What is expected ▸ Copy each line of the listing below exactly.

Listing ▸
◆ ◆ ◆ ◆
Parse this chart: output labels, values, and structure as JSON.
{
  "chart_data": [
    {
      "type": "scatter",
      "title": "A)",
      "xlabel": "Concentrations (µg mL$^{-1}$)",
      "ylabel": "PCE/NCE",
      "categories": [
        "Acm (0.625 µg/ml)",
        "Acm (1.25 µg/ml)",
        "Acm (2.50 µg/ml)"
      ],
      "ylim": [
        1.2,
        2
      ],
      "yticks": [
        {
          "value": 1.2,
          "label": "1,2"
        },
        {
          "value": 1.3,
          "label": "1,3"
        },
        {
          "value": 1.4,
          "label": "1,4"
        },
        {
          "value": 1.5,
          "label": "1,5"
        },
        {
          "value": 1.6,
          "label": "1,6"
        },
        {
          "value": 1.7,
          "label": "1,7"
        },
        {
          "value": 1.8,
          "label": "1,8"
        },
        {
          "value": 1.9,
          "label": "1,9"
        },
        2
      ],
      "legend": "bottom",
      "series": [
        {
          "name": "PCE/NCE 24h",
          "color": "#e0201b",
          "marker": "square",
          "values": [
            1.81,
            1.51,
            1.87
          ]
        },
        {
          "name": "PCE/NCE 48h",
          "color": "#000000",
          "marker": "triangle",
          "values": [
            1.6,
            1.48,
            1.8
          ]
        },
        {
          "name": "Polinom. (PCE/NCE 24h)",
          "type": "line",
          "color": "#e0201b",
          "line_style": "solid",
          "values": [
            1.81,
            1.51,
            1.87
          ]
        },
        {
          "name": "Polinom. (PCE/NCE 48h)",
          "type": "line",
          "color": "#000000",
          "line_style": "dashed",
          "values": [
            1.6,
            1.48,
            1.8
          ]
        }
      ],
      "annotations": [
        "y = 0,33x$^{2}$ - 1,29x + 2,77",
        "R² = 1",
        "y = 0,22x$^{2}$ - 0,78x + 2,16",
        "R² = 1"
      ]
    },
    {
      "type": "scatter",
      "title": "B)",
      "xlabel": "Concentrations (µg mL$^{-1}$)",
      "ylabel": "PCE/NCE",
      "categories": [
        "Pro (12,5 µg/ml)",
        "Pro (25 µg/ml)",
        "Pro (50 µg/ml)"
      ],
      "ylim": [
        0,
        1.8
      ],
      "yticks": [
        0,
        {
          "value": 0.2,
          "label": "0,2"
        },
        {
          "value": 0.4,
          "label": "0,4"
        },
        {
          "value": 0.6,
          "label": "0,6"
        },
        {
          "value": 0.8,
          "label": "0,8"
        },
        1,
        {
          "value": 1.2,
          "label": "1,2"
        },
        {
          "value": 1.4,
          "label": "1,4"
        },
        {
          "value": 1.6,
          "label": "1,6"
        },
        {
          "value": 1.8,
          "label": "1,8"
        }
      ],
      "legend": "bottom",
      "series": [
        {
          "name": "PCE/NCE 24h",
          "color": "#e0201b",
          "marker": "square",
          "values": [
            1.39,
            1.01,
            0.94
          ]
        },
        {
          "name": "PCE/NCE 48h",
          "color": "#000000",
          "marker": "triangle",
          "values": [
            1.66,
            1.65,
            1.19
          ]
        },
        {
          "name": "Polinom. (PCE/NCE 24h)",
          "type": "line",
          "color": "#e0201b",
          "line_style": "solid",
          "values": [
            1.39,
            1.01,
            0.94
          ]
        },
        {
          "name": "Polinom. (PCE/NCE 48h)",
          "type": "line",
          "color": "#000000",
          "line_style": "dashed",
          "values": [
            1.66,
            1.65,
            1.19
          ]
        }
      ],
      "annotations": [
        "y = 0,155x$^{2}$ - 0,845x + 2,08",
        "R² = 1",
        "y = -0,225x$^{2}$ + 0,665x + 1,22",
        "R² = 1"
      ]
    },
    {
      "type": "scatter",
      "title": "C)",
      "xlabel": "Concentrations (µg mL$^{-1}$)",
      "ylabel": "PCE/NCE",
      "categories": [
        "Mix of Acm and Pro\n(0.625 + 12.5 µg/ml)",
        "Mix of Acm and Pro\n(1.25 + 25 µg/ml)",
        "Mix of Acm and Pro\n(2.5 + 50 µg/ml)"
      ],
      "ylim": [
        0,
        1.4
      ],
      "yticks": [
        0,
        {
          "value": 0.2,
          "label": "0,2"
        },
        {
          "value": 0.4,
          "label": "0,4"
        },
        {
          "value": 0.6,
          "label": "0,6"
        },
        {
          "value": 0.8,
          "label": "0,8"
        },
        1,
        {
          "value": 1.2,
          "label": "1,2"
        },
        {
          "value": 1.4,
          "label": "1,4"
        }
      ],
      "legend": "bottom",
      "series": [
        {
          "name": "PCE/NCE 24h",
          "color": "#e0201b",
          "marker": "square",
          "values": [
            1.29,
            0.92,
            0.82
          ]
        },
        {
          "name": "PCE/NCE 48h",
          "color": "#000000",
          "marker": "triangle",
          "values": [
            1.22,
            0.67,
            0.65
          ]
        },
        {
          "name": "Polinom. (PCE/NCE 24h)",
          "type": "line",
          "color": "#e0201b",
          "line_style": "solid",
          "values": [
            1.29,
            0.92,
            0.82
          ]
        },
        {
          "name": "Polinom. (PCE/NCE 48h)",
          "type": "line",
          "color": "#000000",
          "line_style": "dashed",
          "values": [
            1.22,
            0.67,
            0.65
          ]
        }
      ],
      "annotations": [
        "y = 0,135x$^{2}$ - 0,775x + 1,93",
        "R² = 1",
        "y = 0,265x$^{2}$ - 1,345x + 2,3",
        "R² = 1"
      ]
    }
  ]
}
◆ ◆ ◆ ◆
Reply ▸
Parse this chart: output labels, values, and structure as JSON.
{
  "chart_data": [
    {
      "type": "scatter",
      "title": "A)",
      "xlabel": "Concentrations (µg mL$^{-1}$)",
      "ylabel": "PCE/NCE",
      "categories": [
        "Acm (0.625 µg/ml)",
        "Acm (1.25 µg/ml)",
        "Acm (2.50 µg/ml)"
      ],
      "ylim": [
        1.2,
        2
      ],
      "yticks": [
        {
          "value": 1.2,
          "label": "1,2"
        },
        {
          "value": 1.3,
          "label": "1,3"
        },
        {
          "value": 1.4,
          "label": "1,4"
        },
        {
          "value": 1.5,
          "label": "1,5"
        },
        {
          "value": 1.6,
          "label": "1,6"
        },
        {
          "value": 1.7,
          "label": "1,7"
        },
        {
          "value": 1.8,
          "label": "1,8"
        },
        {
          "value": 1.9,
          "label": "1,9"
        },
        2
      ],
      "legend": "bottom",
      "series": [
        {
          "name": "PCE/NCE 24h",
          "color": "#e0201b",
          "marker": "square",
          "values": [
            1.81,
            1.51,
            1.87
          ]
        },
        {
          "name": "PCE/NCE 48h",
          "color": "#000000",
          "marker": "triangle",
          "values": [
            1.6,
            1.48,
            1.8
          ]
        },
        {
          "name": "Polinom. (PCE/NCE 24h)",
          "type": "line",
          "color": "#e0201b",
          "line_style": "solid",
          "values": [
            1.81,
            1.51,
            1.87
          ]
        },
        {
          "name": "Polinom. (PCE/NCE 48h)",
          "type": "line",
          "color": "#000000",
          "line_style": "dashed",
          "values": [
            1.6,
            1.48,
            1.8
          ]
        }
      ],
      "annotations": [
        "y = 0,33x$^{2}$ - 1,29x + 2,77",
        "R² = 1",
        "y = 0,22x$^{2}$ - 0,78x + 2,16",
        "R² = 1"
      ]
    },
    {
      "type": "scatter",
      "title": "B)",
      "xlabel": "Concentrations (µg mL$^{-1}$)",
      "ylabel": "PCE/NCE",
      "categories": [
        "Pro (12,5 µg/ml)",
        "Pro (25 µg/ml)",
        "Pro (50 µg/ml)"
      ],
      "ylim": [
        0,
        1.8
      ],
      "yticks": [
        0,
        {
          "value": 0.2,
          "label": "0,2"
        },
        {
          "value": 0.4,
          "label": "0,4"
        },
        {
          "value": 0.6,
          "label": "0,6"
        },
        {
          "value": 0.8,
          "label": "0,8"
        },
        1,
        {
          "value": 1.2,
          "label": "1,2"
        },
        {
          "value": 1.4,
          "label": "1,4"
        },
        {
          "value": 1.6,
          "label": "1,6"
        },
        {
          "value": 1.8,
          "label": "1,8"
        }
      ],
      "legend": "bottom",
      "series": [
        {
          "name": "PCE/NCE 24h",
          "color": "#e0201b",
          "marker": "square",
          "values": [
            1.39,
            1.01,
            0.94
          ]
        },
        {
          "name": "PCE/NCE 48h",
          "color": "#000000",
          "marker": "triangle",
          "values": [
            1.66,
            1.65,
            1.19
          ]
        },
        {
          "name": "Polinom. (PCE/NCE 24h)",
          "type": "line",
          "color": "#e0201b",
          "line_style": "solid",
          "values": [
            1.39,
            1.01,
            0.94
          ]
        },
        {
          "name": "Polinom. (PCE/NCE 48h)",
          "type": "line",
          "color": "#000000",
          "line_style": "dashed",
          "values": [
            1.66,
            1.65,
            1.19
          ]
        }
      ],
      "annotations": [
        "y = 0,155x$^{2}$ - 0,845x + 2,08",
        "R² = 1",
        "y = -0,225x$^{2}$ + 0,665x + 1,22",
        "R² = 1"
      ]
    },
    {
      "type": "scatter",
      "title": "C)",
      "xlabel": "Concentrations (µg mL$^{-1}$)",
      "ylabel": "PCE/NCE",
      "categories": [
        "Mix of Acm and Pro\n(0.625 + 12.5 µg/ml)",
        "Mix of Acm and Pro\n(1.25 + 25 µg/ml)",
        "Mix of Acm and Pro\n(2.5 + 50 µg/ml)"
      ],
      "ylim": [
        0,
        1.4
      ],
      "yticks": [
        0,
        {
          "value": 0.2,
          "label": "0,2"
        },
        {
          "value": 0.4,
          "label": "0,4"
        },
        {
          "value": 0.6,
          "label": "0,6"
        },
        {
          "value": 0.8,
          "label": "0,8"
        },
        1,
        {
          "value": 1.2,
          "label": "1,2"
        },
        {
          "value": 1.4,
          "label": "1,4"
        }
      ],
      "legend": "bottom",
      "series": [
        {
          "name": "PCE/NCE 24h",
          "color": "#e0201b",
          "marker": "square",
          "values": [
            1.29,
            0.92,
            0.82
          ]
        },
        {
          "name": "PCE/NCE 48h",
          "color": "#000000",
          "marker": "triangle",
          "values": [
            1.22,
            0.67,
            0.65
          ]
        },
        {
          "name": "Polinom. (PCE/NCE 24h)",
          "type": "line",
          "color": "#e0201b",
          "line_style": "solid",
          "values": [
            1.29,
            0.92,
            0.82
          ]
        },
        {
          "name": "Polinom. (PCE/NCE 48h)",
          "type": "line",
          "color": "#000000",
          "line_style": "dashed",
          "values": [
            1.22,
            0.67,
            0.65
          ]
        }
      ],
      "annotations": [
        "y = 0,135x$^{2}$ - 0,775x + 1,93",
        "R² = 1",
        "y = 0,265x$^{2}$ - 1,345x + 2,3",
        "R² = 1"
      ]
    }
  ]
}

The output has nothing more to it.